*** Page excerpt Section Begins ***

On many weeknights, the main action’s on the boulder, with most climbers ranging in age from about 16 to 35. The gym’s 40-foot blue and yellow walls tend to attract older enthusiasts, especially those who started in the outdoors when bouldering was only something you did to warm up and the few indoor walls were cobbled together in backrooms for off-season training. The loose accordion of five walls, with about 100 climbing routes, also gets busy, with everyone clipped to safety ropes.
“Of the 10,000 people that have been here, I’d say maybe 2 percent have been outdoors,” manager Adam Catalano said. “Ten or 15 years ago there were maybe five (commercial) gyms in the country. Now there’s hundreds.”
Catalano helped build The Edge as a project for Youth for Christ and included the public when he opened its doors last year. He himself started with traditional rock climbing and spent 10 years running outdoor trips for kids. After a gym they frequented in nearby Schenectady lost its lease and closed, the nonprofit built this one. The giant boulder was added in recognition of recent trends: 3,000 square feet of climbing surface with about 70 alternative problems to solve to reach the top. Those square feet are paying the mortgage and utility bills, he said.
Surveys by the Outdoor Foundation, an affiliate of the trade group the Outdoor Industry Association, showed nearly 4.1 million youths and adults went indoor climbing, bouldering or sport climbing in 2011. That compared with about 1.6 million Americans who went ice climbing, mountaineering or traditional rock climbing outdoors.
“I think it is two worlds,” said Tom Rosecrans, a longtime climbing guide and owner of the RockSport climbing gym in Queensbury, near the southern edge of the Adirondacks. “A lot of them will never put a rope on.”

*** Page excerpt Section Ends ***

What you will do:
1. Summarize the indoor climbing passage in two sentences.
2. Answer these questions using the indoor climbing passage.
(a) How tall are the gym's blue and yellow walls?
(b) In what nearby city was the gym that closed after losing its lease?
(c) What is the name of the gym Tom Rosecrans owns, and where is it?
3. Carry the indoor climbing passage forward from its final sentence.

*** Entries shown Section Begins ***

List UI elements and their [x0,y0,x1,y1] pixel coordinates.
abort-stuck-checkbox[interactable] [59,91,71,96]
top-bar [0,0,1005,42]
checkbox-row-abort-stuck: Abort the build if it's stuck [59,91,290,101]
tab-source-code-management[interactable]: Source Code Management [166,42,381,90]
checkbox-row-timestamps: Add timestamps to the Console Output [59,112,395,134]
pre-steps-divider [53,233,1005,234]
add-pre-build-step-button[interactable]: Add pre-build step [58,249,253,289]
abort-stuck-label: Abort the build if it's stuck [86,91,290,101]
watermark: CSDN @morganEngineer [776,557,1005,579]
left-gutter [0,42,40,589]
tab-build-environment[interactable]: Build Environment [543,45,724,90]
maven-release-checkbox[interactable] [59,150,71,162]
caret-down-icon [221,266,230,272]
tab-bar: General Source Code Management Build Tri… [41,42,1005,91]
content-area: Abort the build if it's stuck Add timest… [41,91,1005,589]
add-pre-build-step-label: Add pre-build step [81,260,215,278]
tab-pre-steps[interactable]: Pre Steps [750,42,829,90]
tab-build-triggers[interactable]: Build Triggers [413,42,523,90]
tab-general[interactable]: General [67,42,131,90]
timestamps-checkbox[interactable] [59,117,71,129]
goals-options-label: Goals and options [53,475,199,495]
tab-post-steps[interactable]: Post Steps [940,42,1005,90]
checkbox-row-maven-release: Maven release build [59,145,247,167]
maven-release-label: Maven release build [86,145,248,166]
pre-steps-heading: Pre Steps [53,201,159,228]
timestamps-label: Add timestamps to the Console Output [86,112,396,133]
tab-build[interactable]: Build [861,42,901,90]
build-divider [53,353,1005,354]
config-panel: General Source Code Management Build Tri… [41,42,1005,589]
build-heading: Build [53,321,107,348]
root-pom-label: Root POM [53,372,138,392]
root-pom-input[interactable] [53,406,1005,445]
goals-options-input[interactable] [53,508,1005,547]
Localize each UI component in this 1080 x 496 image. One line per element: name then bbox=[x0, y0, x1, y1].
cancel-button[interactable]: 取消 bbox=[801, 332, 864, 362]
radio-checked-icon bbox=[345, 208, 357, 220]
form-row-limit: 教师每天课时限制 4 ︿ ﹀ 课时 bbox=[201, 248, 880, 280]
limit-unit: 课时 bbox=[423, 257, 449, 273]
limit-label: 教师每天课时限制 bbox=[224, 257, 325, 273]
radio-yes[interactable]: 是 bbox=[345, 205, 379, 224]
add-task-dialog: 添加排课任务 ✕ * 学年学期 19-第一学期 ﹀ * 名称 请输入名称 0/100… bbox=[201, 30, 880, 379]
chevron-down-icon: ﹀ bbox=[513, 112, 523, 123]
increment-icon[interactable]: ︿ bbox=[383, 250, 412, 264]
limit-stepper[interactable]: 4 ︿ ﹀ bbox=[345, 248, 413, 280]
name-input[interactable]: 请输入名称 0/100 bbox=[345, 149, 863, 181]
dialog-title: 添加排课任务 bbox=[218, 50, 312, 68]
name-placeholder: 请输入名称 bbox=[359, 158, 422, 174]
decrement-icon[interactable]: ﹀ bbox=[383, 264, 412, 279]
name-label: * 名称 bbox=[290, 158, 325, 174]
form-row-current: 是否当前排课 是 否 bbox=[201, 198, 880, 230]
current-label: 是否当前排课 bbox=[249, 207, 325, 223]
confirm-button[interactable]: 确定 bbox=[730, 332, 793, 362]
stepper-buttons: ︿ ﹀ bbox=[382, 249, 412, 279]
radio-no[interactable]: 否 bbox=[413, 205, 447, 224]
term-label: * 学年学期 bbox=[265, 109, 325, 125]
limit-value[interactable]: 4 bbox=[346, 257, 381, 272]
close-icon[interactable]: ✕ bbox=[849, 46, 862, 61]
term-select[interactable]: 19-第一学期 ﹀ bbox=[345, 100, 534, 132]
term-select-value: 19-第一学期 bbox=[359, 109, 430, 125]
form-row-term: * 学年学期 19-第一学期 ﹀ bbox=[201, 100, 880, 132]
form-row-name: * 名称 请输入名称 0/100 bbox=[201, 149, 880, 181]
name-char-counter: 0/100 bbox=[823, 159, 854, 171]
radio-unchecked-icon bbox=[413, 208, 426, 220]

*** Entries shown Section Ends ***

Results for each task:
1. At The Edge, a gym built by the nonprofit Youth for Christ and opened to the public last year, a giant boulder draws most weeknight climbers, while the 40-foot walls tend to attract older enthusiasts, and manager Adam Catalano estimates that only about 2 percent of the 10,000 visitors have climbed outdoors. Surveys showed that nearly 4.1 million people went indoor climbing, bouldering or sport climbing in 2011, compared with about 1.6 million who climbed outdoors, and gym owner Tom Rosecrans describes the two groups as two worlds.

2.
(a) 40 feet.
(b) Schenectady.
(c) RockSport, in Queensbury, near the southern edge of the Adirondacks.

3.
There is crossover, of course, but bouldering is more athletic and dynamic and less expensive, said Cort Gariepy, chief executive of Rockwerx in Barre, Mass., who designed the boulder and climbing walls for The Edge with Catalano’s input.
“It’s much more accessible than traditional climbing. There’s much less gear involved. It’s less dangerous. It’s just much more accessible to the general public,” Gariepy said. “In fact, when I get together with my old climbing cronies they blame me for having ruined the sport.”
There are about 250 professionally built climbing gyms in the U.S., with probably three times that many total. The first climbing gym in North America opened in Seattle in the 1980s, he said.
Bouldering requires flexible, sticky-soled climbing shoes, maybe a small bag of chalk for help with grips, maybe a “crash pad” if you do it outdoors. Most gyms rent shoes. Climbing with top ropes, looped through an anchor or pulley at the top of a wall or cliff, requires wearing a harness to attach the rope and a belayer on the other end to stop any falls. The Edge recently added two automatic belay machines for solo wall climbing.
In sport climbing, a variation indoors and out, the climber attaches the safety rope to fixed anchors along the way. Traditional outside climbers carry a “rack” of protection equipment they place in cracks to support the safety rope.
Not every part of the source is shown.